TO DO
Look through the records that follow. Copy every line containing the word "this".

───

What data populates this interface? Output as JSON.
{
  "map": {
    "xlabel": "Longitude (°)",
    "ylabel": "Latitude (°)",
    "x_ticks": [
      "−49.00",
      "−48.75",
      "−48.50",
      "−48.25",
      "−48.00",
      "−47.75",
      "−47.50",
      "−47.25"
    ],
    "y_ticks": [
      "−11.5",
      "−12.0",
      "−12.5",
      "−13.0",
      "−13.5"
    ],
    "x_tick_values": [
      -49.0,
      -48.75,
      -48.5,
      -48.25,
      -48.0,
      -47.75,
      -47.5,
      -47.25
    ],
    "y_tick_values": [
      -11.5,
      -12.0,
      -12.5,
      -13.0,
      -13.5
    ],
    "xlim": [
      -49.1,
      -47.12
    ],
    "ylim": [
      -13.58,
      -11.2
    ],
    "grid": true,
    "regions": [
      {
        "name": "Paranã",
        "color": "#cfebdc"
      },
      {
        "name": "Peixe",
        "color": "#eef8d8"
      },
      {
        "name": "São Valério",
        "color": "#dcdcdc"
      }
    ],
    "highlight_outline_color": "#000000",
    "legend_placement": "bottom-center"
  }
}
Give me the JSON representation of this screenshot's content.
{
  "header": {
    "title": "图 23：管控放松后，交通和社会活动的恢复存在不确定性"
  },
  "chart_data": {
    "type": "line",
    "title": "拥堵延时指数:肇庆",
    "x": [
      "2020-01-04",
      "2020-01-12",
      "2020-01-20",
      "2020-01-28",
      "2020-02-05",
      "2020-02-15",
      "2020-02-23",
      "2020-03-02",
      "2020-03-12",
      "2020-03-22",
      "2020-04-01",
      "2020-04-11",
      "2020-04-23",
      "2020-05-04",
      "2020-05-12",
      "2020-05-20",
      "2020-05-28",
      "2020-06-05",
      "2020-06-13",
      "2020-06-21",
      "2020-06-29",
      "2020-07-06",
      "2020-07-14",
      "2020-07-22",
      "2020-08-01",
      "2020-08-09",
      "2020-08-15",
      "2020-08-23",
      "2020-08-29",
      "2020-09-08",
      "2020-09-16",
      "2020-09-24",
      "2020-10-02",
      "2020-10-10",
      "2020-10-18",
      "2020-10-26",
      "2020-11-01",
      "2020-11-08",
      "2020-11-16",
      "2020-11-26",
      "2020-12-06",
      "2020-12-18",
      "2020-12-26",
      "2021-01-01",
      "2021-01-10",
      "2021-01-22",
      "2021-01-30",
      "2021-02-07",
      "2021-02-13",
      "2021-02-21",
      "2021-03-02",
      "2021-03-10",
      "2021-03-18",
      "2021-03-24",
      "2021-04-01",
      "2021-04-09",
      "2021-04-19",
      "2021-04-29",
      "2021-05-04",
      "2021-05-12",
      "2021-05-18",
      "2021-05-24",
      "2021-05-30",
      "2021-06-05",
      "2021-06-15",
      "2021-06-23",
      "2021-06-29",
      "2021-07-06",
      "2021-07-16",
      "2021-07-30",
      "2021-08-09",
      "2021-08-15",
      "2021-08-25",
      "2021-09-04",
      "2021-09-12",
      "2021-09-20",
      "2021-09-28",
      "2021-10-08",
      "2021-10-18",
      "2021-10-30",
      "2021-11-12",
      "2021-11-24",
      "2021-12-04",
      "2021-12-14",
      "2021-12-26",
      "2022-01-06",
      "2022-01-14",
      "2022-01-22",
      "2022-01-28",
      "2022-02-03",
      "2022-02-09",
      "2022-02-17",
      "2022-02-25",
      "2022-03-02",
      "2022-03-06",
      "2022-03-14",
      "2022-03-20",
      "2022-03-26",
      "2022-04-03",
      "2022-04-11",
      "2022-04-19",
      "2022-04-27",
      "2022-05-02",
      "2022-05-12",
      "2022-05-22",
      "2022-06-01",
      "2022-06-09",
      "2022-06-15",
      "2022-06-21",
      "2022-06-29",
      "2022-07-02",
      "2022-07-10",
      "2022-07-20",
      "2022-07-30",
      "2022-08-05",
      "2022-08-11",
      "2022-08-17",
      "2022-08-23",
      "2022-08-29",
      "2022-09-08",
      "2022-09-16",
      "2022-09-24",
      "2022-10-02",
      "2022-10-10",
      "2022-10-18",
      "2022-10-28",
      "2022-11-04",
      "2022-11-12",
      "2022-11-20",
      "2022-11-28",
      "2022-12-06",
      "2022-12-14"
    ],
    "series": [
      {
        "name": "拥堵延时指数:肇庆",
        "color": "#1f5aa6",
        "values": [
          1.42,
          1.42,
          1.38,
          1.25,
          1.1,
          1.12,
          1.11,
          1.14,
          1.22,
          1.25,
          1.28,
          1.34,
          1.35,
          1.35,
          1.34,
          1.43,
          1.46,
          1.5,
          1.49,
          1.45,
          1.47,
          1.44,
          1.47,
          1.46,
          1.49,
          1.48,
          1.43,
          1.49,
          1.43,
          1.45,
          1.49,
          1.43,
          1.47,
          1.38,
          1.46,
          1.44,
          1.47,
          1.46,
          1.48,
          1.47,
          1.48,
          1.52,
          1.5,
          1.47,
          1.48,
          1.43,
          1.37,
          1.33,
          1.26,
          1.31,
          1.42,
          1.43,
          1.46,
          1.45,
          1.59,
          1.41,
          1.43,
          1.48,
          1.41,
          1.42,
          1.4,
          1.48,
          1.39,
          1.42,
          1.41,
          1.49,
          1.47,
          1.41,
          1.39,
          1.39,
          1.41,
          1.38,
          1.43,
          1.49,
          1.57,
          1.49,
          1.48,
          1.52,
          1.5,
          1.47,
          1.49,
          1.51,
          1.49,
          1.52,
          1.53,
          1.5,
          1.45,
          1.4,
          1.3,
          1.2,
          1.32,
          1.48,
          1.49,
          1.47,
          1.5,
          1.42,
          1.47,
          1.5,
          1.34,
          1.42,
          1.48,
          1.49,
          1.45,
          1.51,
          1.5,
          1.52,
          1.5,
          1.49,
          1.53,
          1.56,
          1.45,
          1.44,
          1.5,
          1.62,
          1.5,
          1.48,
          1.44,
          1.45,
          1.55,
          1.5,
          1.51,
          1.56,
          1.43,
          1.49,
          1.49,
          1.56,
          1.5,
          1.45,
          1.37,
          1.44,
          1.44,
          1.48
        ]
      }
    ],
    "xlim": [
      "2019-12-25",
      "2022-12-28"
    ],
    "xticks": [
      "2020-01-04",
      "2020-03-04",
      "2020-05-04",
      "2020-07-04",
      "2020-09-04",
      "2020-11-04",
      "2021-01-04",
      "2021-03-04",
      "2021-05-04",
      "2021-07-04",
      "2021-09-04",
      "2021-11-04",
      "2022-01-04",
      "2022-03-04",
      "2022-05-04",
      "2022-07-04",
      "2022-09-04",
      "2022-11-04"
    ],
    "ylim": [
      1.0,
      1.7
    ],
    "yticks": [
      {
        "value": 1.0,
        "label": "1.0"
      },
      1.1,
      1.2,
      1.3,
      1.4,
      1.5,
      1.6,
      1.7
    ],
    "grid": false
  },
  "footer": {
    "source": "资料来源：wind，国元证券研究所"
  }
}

───

ANSWER FOR THE TASK
What data populates this interface? Output as JSON.
Give me the JSON representation of this screenshot's content.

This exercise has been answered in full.